[To do]
Will you extract the entries word for word? Images should not appear in the copy.

[Items from a dataset]
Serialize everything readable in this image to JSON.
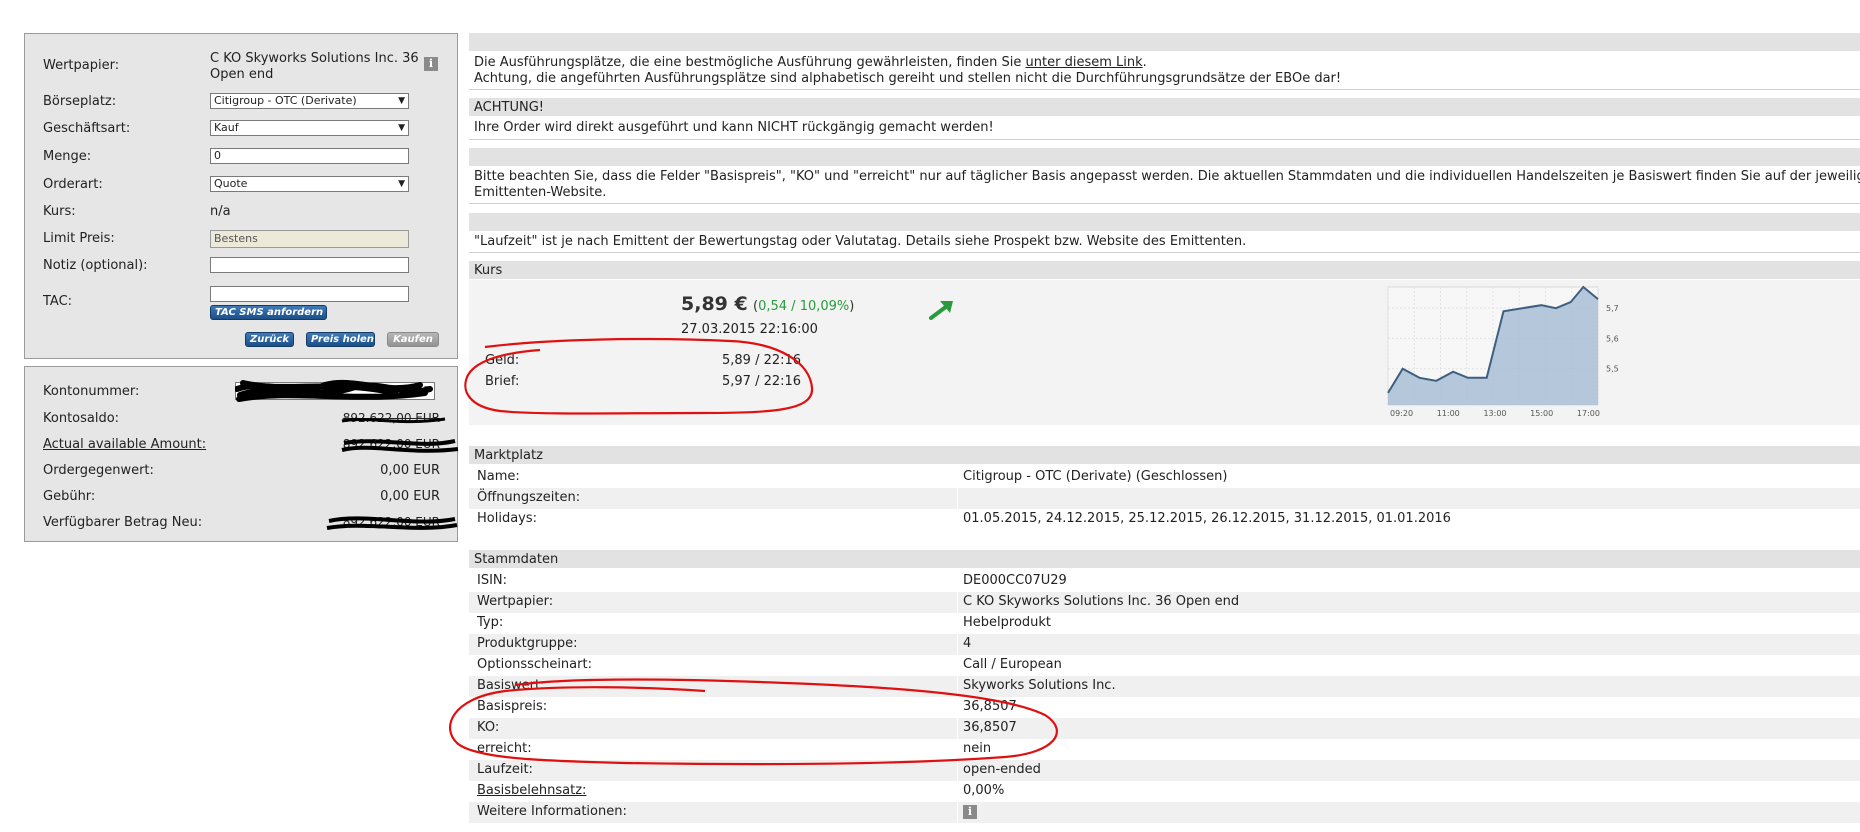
{
  "order": {
    "wertpapier_label": "Wertpapier:",
    "wertpapier_value": "C KO Skyworks Solutions Inc. 36 Open end",
    "wertpapier_value_l1": "C KO Skyworks Solutions Inc. 36",
    "wertpapier_value_l2": "Open end",
    "boerseplatz_label": "Börseplatz:",
    "boerseplatz_value": "Citigroup - OTC (Derivate)",
    "geschaeftsart_label": "Geschäftsart:",
    "geschaeftsart_value": "Kauf",
    "menge_label": "Menge:",
    "menge_value": "0",
    "orderart_label": "Orderart:",
    "orderart_value": "Quote",
    "kurs_label": "Kurs:",
    "kurs_value": "n/a",
    "limit_label": "Limit Preis:",
    "limit_value": "Bestens",
    "notiz_label": "Notiz (optional):",
    "notiz_value": "",
    "tac_label": "TAC:",
    "tac_value": "",
    "tac_button": "TAC SMS anfordern",
    "zurueck_button": "Zurück",
    "preis_button": "Preis holen",
    "kaufen_button": "Kaufen"
  },
  "account": {
    "kontonummer_label": "Kontonummer:",
    "kontosaldo_label": "Kontosaldo:",
    "kontosaldo_value": "892.622,00 EUR",
    "actual_label": "Actual available Amount:",
    "actual_value": "892.622,00 EUR",
    "ordergegenwert_label": "Ordergegenwert:",
    "ordergegenwert_value": "0,00 EUR",
    "gebuehr_label": "Gebühr:",
    "gebuehr_value": "0,00 EUR",
    "verfuegbar_label": "Verfügbarer Betrag Neu:",
    "verfuegbar_value": "892.622,00 EUR"
  },
  "notices": {
    "line1_prefix": "Die Ausführungsplätze, die eine bestmögliche Ausführung gewährleisten, finden Sie ",
    "line1_link": "unter diesem Link",
    "line1_suffix": ".",
    "line2": "Achtung, die angeführten Ausführungsplätze sind alphabetisch gereiht und stellen nicht die Durchführungsgrundsätze der EBOe dar!",
    "achtung_title": "ACHTUNG!",
    "achtung_text": "Ihre Order wird direkt ausgeführt und kann NICHT rückgängig gemacht werden!",
    "basis_text_l1": "Bitte beachten Sie, dass die Felder \"Basispreis\", \"KO\" und \"erreicht\" nur auf täglicher Basis angepasst werden. Die aktuellen Stammdaten und die individuellen Handelszeiten je Basiswert finden Sie auf der jeweiligen",
    "basis_text_l2": "Emittenten-Website.",
    "laufzeit_text": "\"Laufzeit\" ist je nach Emittent der Bewertungstag oder Valutatag. Details siehe Prospekt bzw. Website des Emittenten."
  },
  "kurs": {
    "title": "Kurs",
    "price": "5,89 €",
    "change_open": "(",
    "change_abs": "0,54",
    "change_sep": " / ",
    "change_pct": "10,09%",
    "change_close": ")",
    "timestamp": "27.03.2015 22:16:00",
    "geld_label": "Geld:",
    "geld_value": "5,89 / 22:16",
    "brief_label": "Brief:",
    "brief_value": "5,97 / 22:16",
    "up_color": "#2a9a3c",
    "trend_icon": "arrow-up-right-icon"
  },
  "chart_data": {
    "type": "area",
    "x_ticks": [
      "09:20",
      "11:00",
      "13:00",
      "15:00",
      "17:00"
    ],
    "y_ticks": [
      "5,7",
      "5,6",
      "5,5"
    ],
    "ylim": [
      5.38,
      5.77
    ],
    "x": [
      0.0,
      0.07,
      0.15,
      0.23,
      0.31,
      0.38,
      0.47,
      0.55,
      0.64,
      0.73,
      0.8,
      0.87,
      0.93,
      1.0
    ],
    "values": [
      5.42,
      5.5,
      5.47,
      5.46,
      5.49,
      5.47,
      5.47,
      5.69,
      5.7,
      5.71,
      5.7,
      5.72,
      5.77,
      5.73
    ],
    "grid": true,
    "color": "#3f5f80"
  },
  "marktplatz": {
    "title": "Marktplatz",
    "rows": [
      {
        "k": "Name:",
        "v": "Citigroup - OTC (Derivate) (Geschlossen)"
      },
      {
        "k": "Öffnungszeiten:",
        "v": ""
      },
      {
        "k": "Holidays:",
        "v": "01.05.2015, 24.12.2015, 25.12.2015, 26.12.2015, 31.12.2015, 01.01.2016"
      }
    ]
  },
  "stammdaten": {
    "title": "Stammdaten",
    "rows": [
      {
        "k": "ISIN:",
        "v": "DE000CC07U29"
      },
      {
        "k": "Wertpapier:",
        "v": "C KO Skyworks Solutions Inc. 36 Open end"
      },
      {
        "k": "Typ:",
        "v": "Hebelprodukt"
      },
      {
        "k": "Produktgruppe:",
        "v": "4"
      },
      {
        "k": "Optionsscheinart:",
        "v": "Call / European"
      },
      {
        "k": "Basiswert:",
        "v": "Skyworks Solutions Inc."
      },
      {
        "k": "Basispreis:",
        "v": "36,8507"
      },
      {
        "k": "KO:",
        "v": "36,8507"
      },
      {
        "k": "erreicht:",
        "v": "nein"
      },
      {
        "k": "Laufzeit:",
        "v": "open-ended"
      },
      {
        "k": "Basisbelehnsatz:",
        "v": "0,00%"
      },
      {
        "k": "Weitere Informationen:",
        "v": ""
      }
    ]
  },
  "annotation_color": "#e01010"
}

[Expected answer]
Serialize everything readable in this image to JSON.
{
  "order": {
    "wertpapier_label": "Wertpapier:",
    "wertpapier_value": "C KO Skyworks Solutions Inc. 36 Open end",
    "wertpapier_value_l1": "C KO Skyworks Solutions Inc. 36",
    "wertpapier_value_l2": "Open end",
    "boerseplatz_label": "Börseplatz:",
    "boerseplatz_value": "Citigroup - OTC (Derivate)",
    "geschaeftsart_label": "Geschäftsart:",
    "geschaeftsart_value": "Kauf",
    "menge_label": "Menge:",
    "menge_value": "0",
    "orderart_label": "Orderart:",
    "orderart_value": "Quote",
    "kurs_label": "Kurs:",
    "kurs_value": "n/a",
    "limit_label": "Limit Preis:",
    "limit_value": "Bestens",
    "notiz_label": "Notiz (optional):",
    "notiz_value": "",
    "tac_label": "TAC:",
    "tac_value": "",
    "tac_button": "TAC SMS anfordern",
    "zurueck_button": "Zurück",
    "preis_button": "Preis holen",
    "kaufen_button": "Kaufen"
  },
  "account": {
    "kontonummer_label": "Kontonummer:",
    "kontosaldo_label": "Kontosaldo:",
    "kontosaldo_value": "892.622,00 EUR",
    "actual_label": "Actual available Amount:",
    "actual_value": "892.622,00 EUR",
    "ordergegenwert_label": "Ordergegenwert:",
    "ordergegenwert_value": "0,00 EUR",
    "gebuehr_label": "Gebühr:",
    "gebuehr_value": "0,00 EUR",
    "verfuegbar_label": "Verfügbarer Betrag Neu:",
    "verfuegbar_value": "892.622,00 EUR"
  },
  "notices": {
    "line1_prefix": "Die Ausführungsplätze, die eine bestmögliche Ausführung gewährleisten, finden Sie ",
    "line1_link": "unter diesem Link",
    "line1_suffix": ".",
    "line2": "Achtung, die angeführten Ausführungsplätze sind alphabetisch gereiht und stellen nicht die Durchführungsgrundsätze der EBOe dar!",
    "achtung_title": "ACHTUNG!",
    "achtung_text": "Ihre Order wird direkt ausgeführt und kann NICHT rückgängig gemacht werden!",
    "basis_text_l1": "Bitte beachten Sie, dass die Felder \"Basispreis\", \"KO\" und \"erreicht\" nur auf täglicher Basis angepasst werden. Die aktuellen Stammdaten und die individuellen Handelszeiten je Basiswert finden Sie auf der jeweiligen",
    "basis_text_l2": "Emittenten-Website.",
    "laufzeit_text": "\"Laufzeit\" ist je nach Emittent der Bewertungstag oder Valutatag. Details siehe Prospekt bzw. Website des Emittenten."
  },
  "kurs": {
    "title": "Kurs",
    "price": "5,89 €",
    "change_open": "(",
    "change_abs": "0,54",
    "change_sep": " / ",
    "change_pct": "10,09%",
    "change_close": ")",
    "timestamp": "27.03.2015 22:16:00",
    "geld_label": "Geld:",
    "geld_value": "5,89 / 22:16",
    "brief_label": "Brief:",
    "brief_value": "5,97 / 22:16",
    "up_color": "#2a9a3c",
    "trend_icon": "arrow-up-right-icon"
  },
  "chart_data": {
    "type": "area",
    "x_ticks": [
      "09:20",
      "11:00",
      "13:00",
      "15:00",
      "17:00"
    ],
    "y_ticks": [
      "5,7",
      "5,6",
      "5,5"
    ],
    "ylim": [
      5.38,
      5.77
    ],
    "x": [
      0.0,
      0.07,
      0.15,
      0.23,
      0.31,
      0.38,
      0.47,
      0.55,
      0.64,
      0.73,
      0.8,
      0.87,
      0.93,
      1.0
    ],
    "values": [
      5.42,
      5.5,
      5.47,
      5.46,
      5.49,
      5.47,
      5.47,
      5.69,
      5.7,
      5.71,
      5.7,
      5.72,
      5.77,
      5.73
    ],
    "grid": true,
    "color": "#3f5f80"
  },
  "marktplatz": {
    "title": "Marktplatz",
    "rows": [
      {
        "k": "Name:",
        "v": "Citigroup - OTC (Derivate) (Geschlossen)"
      },
      {
        "k": "Öffnungszeiten:",
        "v": ""
      },
      {
        "k": "Holidays:",
        "v": "01.05.2015, 24.12.2015, 25.12.2015, 26.12.2015, 31.12.2015, 01.01.2016"
      }
    ]
  },
  "stammdaten": {
    "title": "Stammdaten",
    "rows": [
      {
        "k": "ISIN:",
        "v": "DE000CC07U29"
      },
      {
        "k": "Wertpapier:",
        "v": "C KO Skyworks Solutions Inc. 36 Open end"
      },
      {
        "k": "Typ:",
        "v": "Hebelprodukt"
      },
      {
        "k": "Produktgruppe:",
        "v": "4"
      },
      {
        "k": "Optionsscheinart:",
        "v": "Call / European"
      },
      {
        "k": "Basiswert:",
        "v": "Skyworks Solutions Inc."
      },
      {
        "k": "Basispreis:",
        "v": "36,8507"
      },
      {
        "k": "KO:",
        "v": "36,8507"
      },
      {
        "k": "erreicht:",
        "v": "nein"
      },
      {
        "k": "Laufzeit:",
        "v": "open-ended"
      },
      {
        "k": "Basisbelehnsatz:",
        "v": "0,00%"
      },
      {
        "k": "Weitere Informationen:",
        "v": ""
      }
    ]
  },
  "annotation_color": "#e01010"
}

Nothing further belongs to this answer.